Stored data
###

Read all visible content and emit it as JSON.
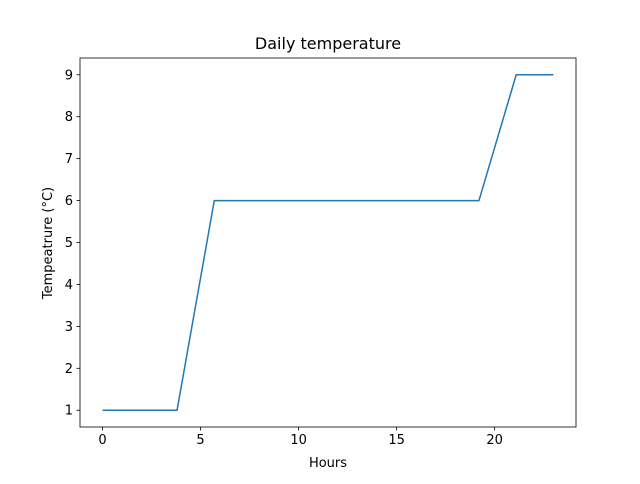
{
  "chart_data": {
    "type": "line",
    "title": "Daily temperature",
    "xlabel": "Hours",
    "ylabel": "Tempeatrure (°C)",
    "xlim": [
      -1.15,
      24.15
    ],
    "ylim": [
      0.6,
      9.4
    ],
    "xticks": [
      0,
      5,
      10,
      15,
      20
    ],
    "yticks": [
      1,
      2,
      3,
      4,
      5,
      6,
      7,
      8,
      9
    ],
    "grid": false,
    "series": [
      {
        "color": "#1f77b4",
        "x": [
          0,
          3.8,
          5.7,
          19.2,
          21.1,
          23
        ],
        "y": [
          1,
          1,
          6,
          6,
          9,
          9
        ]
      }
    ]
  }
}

###

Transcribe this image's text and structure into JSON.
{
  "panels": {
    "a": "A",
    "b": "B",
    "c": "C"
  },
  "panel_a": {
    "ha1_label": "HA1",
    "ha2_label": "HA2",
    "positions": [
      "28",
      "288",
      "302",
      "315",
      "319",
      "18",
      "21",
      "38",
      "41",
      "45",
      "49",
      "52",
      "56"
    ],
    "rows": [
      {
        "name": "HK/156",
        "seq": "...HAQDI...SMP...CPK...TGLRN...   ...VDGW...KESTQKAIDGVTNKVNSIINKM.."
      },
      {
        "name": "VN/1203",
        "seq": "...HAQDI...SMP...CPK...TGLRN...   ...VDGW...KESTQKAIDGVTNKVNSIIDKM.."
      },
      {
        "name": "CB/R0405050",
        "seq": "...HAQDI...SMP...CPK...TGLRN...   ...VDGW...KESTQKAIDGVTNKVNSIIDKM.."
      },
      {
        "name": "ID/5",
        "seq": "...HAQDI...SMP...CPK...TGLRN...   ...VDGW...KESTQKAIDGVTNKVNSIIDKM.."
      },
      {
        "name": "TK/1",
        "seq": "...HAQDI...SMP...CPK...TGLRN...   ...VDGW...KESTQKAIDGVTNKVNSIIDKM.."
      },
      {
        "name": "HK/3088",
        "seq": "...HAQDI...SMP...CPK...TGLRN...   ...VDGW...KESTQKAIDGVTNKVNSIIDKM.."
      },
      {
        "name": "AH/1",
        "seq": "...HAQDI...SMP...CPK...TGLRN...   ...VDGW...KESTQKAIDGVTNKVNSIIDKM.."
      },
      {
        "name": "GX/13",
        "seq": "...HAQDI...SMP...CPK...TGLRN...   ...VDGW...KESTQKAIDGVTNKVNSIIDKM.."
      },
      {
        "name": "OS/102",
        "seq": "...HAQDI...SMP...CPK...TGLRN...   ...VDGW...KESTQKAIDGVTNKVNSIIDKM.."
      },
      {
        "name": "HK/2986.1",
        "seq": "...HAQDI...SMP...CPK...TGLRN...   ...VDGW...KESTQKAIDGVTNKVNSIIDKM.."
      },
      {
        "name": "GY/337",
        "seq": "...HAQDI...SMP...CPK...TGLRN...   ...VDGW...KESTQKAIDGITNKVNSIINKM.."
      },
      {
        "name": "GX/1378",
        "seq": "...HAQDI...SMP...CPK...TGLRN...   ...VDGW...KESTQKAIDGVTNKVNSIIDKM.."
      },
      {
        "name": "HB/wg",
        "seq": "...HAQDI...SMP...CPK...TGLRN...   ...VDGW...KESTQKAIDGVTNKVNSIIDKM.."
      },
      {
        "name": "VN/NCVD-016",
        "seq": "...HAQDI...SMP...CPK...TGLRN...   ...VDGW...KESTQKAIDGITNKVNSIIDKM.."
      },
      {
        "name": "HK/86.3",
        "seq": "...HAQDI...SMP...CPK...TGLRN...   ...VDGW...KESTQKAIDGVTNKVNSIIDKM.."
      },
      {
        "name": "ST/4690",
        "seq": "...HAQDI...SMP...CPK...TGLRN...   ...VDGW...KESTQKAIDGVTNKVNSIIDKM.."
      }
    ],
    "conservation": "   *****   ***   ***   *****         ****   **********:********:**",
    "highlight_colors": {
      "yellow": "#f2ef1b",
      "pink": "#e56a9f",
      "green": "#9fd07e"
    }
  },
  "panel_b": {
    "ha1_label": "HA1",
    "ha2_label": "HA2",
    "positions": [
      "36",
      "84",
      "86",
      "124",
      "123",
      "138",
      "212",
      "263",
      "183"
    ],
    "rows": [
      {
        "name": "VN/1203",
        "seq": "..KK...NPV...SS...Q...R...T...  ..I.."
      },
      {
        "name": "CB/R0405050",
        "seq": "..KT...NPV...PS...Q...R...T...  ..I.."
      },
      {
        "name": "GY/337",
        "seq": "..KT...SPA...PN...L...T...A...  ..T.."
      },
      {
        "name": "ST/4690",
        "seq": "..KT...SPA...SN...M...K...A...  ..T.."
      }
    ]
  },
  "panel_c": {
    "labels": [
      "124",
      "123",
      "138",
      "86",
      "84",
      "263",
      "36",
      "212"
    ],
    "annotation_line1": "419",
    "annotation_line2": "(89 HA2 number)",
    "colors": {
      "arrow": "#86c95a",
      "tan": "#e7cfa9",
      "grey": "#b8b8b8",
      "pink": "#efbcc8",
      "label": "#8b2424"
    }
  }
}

###

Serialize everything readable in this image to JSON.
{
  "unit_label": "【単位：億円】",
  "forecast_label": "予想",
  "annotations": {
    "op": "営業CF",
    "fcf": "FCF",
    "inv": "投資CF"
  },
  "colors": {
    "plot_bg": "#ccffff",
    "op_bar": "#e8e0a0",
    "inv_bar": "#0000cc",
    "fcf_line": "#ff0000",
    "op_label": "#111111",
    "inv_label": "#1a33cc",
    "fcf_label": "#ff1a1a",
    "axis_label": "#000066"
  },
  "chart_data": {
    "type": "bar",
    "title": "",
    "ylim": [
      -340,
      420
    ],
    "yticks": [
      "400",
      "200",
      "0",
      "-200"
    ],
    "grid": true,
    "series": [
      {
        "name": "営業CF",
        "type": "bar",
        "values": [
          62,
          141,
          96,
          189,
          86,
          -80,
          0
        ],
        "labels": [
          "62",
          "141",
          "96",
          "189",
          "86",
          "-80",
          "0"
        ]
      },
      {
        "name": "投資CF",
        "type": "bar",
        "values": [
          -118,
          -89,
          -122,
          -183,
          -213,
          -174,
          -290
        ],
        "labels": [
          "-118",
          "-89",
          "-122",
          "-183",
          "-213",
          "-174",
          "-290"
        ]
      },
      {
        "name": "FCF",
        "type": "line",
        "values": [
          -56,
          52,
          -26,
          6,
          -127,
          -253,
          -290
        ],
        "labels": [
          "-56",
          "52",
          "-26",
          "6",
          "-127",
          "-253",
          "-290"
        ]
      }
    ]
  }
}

###

Written problem: Gather every line from the listing above in which "image" appears, and copy those lines.

Right answer:
Transcribe this image's text and structure into JSON.
Serialize everything readable in this image to JSON.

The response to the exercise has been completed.